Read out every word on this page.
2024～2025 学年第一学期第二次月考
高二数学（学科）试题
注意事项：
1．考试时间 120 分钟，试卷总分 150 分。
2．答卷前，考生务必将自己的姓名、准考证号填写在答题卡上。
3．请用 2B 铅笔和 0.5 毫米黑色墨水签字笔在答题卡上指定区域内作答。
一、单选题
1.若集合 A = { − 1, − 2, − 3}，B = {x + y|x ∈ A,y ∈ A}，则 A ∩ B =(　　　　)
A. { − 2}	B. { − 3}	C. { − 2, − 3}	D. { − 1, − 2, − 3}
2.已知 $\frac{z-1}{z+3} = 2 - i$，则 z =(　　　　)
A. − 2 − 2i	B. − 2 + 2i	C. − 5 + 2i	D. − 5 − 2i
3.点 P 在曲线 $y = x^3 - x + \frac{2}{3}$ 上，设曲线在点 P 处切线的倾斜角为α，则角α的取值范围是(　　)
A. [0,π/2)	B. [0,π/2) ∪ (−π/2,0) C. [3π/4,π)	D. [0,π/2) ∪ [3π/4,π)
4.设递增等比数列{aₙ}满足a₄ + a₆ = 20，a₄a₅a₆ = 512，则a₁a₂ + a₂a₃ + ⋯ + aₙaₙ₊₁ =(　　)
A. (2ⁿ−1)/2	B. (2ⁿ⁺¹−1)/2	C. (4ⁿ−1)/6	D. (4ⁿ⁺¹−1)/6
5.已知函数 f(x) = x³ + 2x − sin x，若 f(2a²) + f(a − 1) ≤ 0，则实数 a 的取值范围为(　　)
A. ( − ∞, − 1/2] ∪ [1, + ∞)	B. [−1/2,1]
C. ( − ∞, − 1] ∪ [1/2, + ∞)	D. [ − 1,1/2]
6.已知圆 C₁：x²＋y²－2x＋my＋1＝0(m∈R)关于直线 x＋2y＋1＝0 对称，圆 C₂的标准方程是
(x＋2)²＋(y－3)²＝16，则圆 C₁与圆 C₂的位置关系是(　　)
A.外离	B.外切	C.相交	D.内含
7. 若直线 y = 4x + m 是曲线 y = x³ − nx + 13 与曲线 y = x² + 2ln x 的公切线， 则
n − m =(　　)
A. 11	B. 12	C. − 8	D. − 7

..........

**Exercise:**
For the records above, state how many lines include the string "frac", giving the number and nothing else.

**Task response:**
2